» **TO BE DONE**:
Print all the records exactly, please.

» **Saved entries**:
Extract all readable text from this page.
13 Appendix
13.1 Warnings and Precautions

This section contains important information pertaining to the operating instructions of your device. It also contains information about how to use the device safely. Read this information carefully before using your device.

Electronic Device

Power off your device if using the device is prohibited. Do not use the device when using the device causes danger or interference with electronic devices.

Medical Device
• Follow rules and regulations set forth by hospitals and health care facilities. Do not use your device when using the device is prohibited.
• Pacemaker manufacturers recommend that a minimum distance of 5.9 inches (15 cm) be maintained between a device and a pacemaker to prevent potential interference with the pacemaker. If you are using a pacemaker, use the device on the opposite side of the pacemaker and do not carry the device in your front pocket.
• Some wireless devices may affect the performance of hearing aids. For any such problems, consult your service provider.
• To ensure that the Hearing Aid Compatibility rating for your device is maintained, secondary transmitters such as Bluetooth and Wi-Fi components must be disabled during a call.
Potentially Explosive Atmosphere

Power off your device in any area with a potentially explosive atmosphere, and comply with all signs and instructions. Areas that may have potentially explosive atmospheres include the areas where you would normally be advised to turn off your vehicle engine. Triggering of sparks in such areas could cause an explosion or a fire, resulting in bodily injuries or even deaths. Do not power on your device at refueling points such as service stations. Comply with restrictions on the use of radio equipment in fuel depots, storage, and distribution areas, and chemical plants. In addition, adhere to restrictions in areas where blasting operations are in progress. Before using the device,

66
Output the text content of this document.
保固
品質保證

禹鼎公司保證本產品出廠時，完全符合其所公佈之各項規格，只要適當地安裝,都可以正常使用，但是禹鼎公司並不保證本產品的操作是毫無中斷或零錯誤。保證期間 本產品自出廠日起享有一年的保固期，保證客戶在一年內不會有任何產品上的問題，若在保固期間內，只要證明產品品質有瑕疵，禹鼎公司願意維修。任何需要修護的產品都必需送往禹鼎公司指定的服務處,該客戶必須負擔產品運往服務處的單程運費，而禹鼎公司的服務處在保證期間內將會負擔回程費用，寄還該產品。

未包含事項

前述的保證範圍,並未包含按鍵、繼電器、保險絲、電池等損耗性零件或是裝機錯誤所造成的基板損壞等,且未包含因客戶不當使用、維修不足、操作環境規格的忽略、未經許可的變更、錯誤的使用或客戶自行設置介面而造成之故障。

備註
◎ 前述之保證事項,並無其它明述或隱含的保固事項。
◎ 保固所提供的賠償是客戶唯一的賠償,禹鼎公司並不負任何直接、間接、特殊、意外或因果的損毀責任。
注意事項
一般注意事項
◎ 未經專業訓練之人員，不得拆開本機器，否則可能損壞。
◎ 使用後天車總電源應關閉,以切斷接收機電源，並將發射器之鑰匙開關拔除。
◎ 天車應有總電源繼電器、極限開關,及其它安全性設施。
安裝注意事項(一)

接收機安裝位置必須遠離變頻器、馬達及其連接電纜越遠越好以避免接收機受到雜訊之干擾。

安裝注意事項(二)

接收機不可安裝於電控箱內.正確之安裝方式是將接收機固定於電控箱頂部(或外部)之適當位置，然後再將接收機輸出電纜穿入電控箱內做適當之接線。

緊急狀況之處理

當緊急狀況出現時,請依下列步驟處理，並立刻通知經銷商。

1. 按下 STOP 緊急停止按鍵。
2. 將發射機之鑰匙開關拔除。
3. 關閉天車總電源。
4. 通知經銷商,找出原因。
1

» **RESPONSE FOR THIS EXERCISE**:
Extract all readable text from this page.
13 Appendix
13.1 Warnings and Precautions

This section contains important information pertaining to the operating instructions of your device. It also contains information about how to use the device safely. Read this information carefully before using your device.

Electronic Device

Power off your device if using the device is prohibited. Do not use the device when using the device causes danger or interference with electronic devices.

Medical Device
• Follow rules and regulations set forth by hospitals and health care facilities. Do not use your device when using the device is prohibited.
• Pacemaker manufacturers recommend that a minimum distance of 5.9 inches (15 cm) be maintained between a device and a pacemaker to prevent potential interference with the pacemaker. If you are using a pacemaker, use the device on the opposite side of the pacemaker and do not carry the device in your front pocket.
• Some wireless devices may affect the performance of hearing aids. For any such problems, consult your service provider.
• To ensure that the Hearing Aid Compatibility rating for your device is maintained, secondary transmitters such as Bluetooth and Wi-Fi components must be disabled during a call.
Potentially Explosive Atmosphere

Power off your device in any area with a potentially explosive atmosphere, and comply with all signs and instructions. Areas that may have potentially explosive atmospheres include the areas where you would normally be advised to turn off your vehicle engine. Triggering of sparks in such areas could cause an explosion or a fire, resulting in bodily injuries or even deaths. Do not power on your device at refueling points such as service stations. Comply with restrictions on the use of radio equipment in fuel depots, storage, and distribution areas, and chemical plants. In addition, adhere to restrictions in areas where blasting operations are in progress. Before using the device,

66
Output the text content of this document.
保固
品質保證

禹鼎公司保證本產品出廠時，完全符合其所公佈之各項規格，只要適當地安裝,都可以正常使用，但是禹鼎公司並不保證本產品的操作是毫無中斷或零錯誤。保證期間 本產品自出廠日起享有一年的保固期，保證客戶在一年內不會有任何產品上的問題，若在保固期間內，只要證明產品品質有瑕疵，禹鼎公司願意維修。任何需要修護的產品都必需送往禹鼎公司指定的服務處,該客戶必須負擔產品運往服務處的單程運費，而禹鼎公司的服務處在保證期間內將會負擔回程費用，寄還該產品。

未包含事項

前述的保證範圍,並未包含按鍵、繼電器、保險絲、電池等損耗性零件或是裝機錯誤所造成的基板損壞等,且未包含因客戶不當使用、維修不足、操作環境規格的忽略、未經許可的變更、錯誤的使用或客戶自行設置介面而造成之故障。

備註
◎ 前述之保證事項,並無其它明述或隱含的保固事項。
◎ 保固所提供的賠償是客戶唯一的賠償,禹鼎公司並不負任何直接、間接、特殊、意外或因果的損毀責任。
注意事項
一般注意事項
◎ 未經專業訓練之人員，不得拆開本機器，否則可能損壞。
◎ 使用後天車總電源應關閉,以切斷接收機電源，並將發射器之鑰匙開關拔除。
◎ 天車應有總電源繼電器、極限開關,及其它安全性設施。
安裝注意事項(一)

接收機安裝位置必須遠離變頻器、馬達及其連接電纜越遠越好以避免接收機受到雜訊之干擾。

安裝注意事項(二)

接收機不可安裝於電控箱內.正確之安裝方式是將接收機固定於電控箱頂部(或外部)之適當位置，然後再將接收機輸出電纜穿入電控箱內做適當之接線。

緊急狀況之處理

當緊急狀況出現時,請依下列步驟處理，並立刻通知經銷商。

1. 按下 STOP 緊急停止按鍵。
2. 將發射機之鑰匙開關拔除。
3. 關閉天車總電源。
4. 通知經銷商,找出原因。
1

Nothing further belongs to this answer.